* BEGIN Information given *

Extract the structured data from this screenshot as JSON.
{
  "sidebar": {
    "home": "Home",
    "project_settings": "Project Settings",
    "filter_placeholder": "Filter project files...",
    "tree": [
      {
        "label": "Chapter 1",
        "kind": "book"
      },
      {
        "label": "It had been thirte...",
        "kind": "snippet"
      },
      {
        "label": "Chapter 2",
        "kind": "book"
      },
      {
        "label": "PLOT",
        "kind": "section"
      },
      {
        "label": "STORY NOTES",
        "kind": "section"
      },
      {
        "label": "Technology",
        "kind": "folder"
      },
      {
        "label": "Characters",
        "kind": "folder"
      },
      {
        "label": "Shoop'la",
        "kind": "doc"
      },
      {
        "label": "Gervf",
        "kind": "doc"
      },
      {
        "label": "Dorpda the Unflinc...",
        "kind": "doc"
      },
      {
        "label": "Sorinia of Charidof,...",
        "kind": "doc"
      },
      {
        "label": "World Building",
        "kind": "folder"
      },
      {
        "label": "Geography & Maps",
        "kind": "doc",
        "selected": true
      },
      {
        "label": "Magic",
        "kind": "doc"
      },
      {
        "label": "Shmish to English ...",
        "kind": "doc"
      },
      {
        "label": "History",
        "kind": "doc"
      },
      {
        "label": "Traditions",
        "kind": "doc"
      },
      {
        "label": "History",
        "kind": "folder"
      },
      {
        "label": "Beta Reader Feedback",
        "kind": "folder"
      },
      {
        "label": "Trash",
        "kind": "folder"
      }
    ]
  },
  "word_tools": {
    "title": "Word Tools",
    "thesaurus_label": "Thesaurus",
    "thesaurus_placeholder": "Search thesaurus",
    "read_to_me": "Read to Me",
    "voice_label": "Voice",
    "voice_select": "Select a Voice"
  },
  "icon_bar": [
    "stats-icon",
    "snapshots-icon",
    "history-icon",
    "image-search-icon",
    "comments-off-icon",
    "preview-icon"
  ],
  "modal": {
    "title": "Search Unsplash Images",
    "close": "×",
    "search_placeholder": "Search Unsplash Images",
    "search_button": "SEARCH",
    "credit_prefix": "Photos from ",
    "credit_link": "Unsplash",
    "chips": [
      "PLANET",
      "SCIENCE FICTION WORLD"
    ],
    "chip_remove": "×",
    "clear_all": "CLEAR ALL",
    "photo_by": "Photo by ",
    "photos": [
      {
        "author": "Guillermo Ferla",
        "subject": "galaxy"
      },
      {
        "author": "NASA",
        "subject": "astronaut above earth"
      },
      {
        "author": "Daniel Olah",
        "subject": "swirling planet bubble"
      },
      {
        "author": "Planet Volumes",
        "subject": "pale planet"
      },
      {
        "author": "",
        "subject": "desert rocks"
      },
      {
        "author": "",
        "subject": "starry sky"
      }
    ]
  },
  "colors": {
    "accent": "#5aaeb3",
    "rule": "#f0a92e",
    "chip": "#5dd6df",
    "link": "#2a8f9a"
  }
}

* END Information given *

**Problem to solve**
From the listing above, reproduce all the lines exactly.

**Task answer**
Extract the structured data from this screenshot as JSON.
{
  "sidebar": {
    "home": "Home",
    "project_settings": "Project Settings",
    "filter_placeholder": "Filter project files...",
    "tree": [
      {
        "label": "Chapter 1",
        "kind": "book"
      },
      {
        "label": "It had been thirte...",
        "kind": "snippet"
      },
      {
        "label": "Chapter 2",
        "kind": "book"
      },
      {
        "label": "PLOT",
        "kind": "section"
      },
      {
        "label": "STORY NOTES",
        "kind": "section"
      },
      {
        "label": "Technology",
        "kind": "folder"
      },
      {
        "label": "Characters",
        "kind": "folder"
      },
      {
        "label": "Shoop'la",
        "kind": "doc"
      },
      {
        "label": "Gervf",
        "kind": "doc"
      },
      {
        "label": "Dorpda the Unflinc...",
        "kind": "doc"
      },
      {
        "label": "Sorinia of Charidof,...",
        "kind": "doc"
      },
      {
        "label": "World Building",
        "kind": "folder"
      },
      {
        "label": "Geography & Maps",
        "kind": "doc",
        "selected": true
      },
      {
        "label": "Magic",
        "kind": "doc"
      },
      {
        "label": "Shmish to English ...",
        "kind": "doc"
      },
      {
        "label": "History",
        "kind": "doc"
      },
      {
        "label": "Traditions",
        "kind": "doc"
      },
      {
        "label": "History",
        "kind": "folder"
      },
      {
        "label": "Beta Reader Feedback",
        "kind": "folder"
      },
      {
        "label": "Trash",
        "kind": "folder"
      }
    ]
  },
  "word_tools": {
    "title": "Word Tools",
    "thesaurus_label": "Thesaurus",
    "thesaurus_placeholder": "Search thesaurus",
    "read_to_me": "Read to Me",
    "voice_label": "Voice",
    "voice_select": "Select a Voice"
  },
  "icon_bar": [
    "stats-icon",
    "snapshots-icon",
    "history-icon",
    "image-search-icon",
    "comments-off-icon",
    "preview-icon"
  ],
  "modal": {
    "title": "Search Unsplash Images",
    "close": "×",
    "search_placeholder": "Search Unsplash Images",
    "search_button": "SEARCH",
    "credit_prefix": "Photos from ",
    "credit_link": "Unsplash",
    "chips": [
      "PLANET",
      "SCIENCE FICTION WORLD"
    ],
    "chip_remove": "×",
    "clear_all": "CLEAR ALL",
    "photo_by": "Photo by ",
    "photos": [
      {
        "author": "Guillermo Ferla",
        "subject": "galaxy"
      },
      {
        "author": "NASA",
        "subject": "astronaut above earth"
      },
      {
        "author": "Daniel Olah",
        "subject": "swirling planet bubble"
      },
      {
        "author": "Planet Volumes",
        "subject": "pale planet"
      },
      {
        "author": "",
        "subject": "desert rocks"
      },
      {
        "author": "",
        "subject": "starry sky"
      }
    ]
  },
  "colors": {
    "accent": "#5aaeb3",
    "rule": "#f0a92e",
    "chip": "#5dd6df",
    "link": "#2a8f9a"
  }
}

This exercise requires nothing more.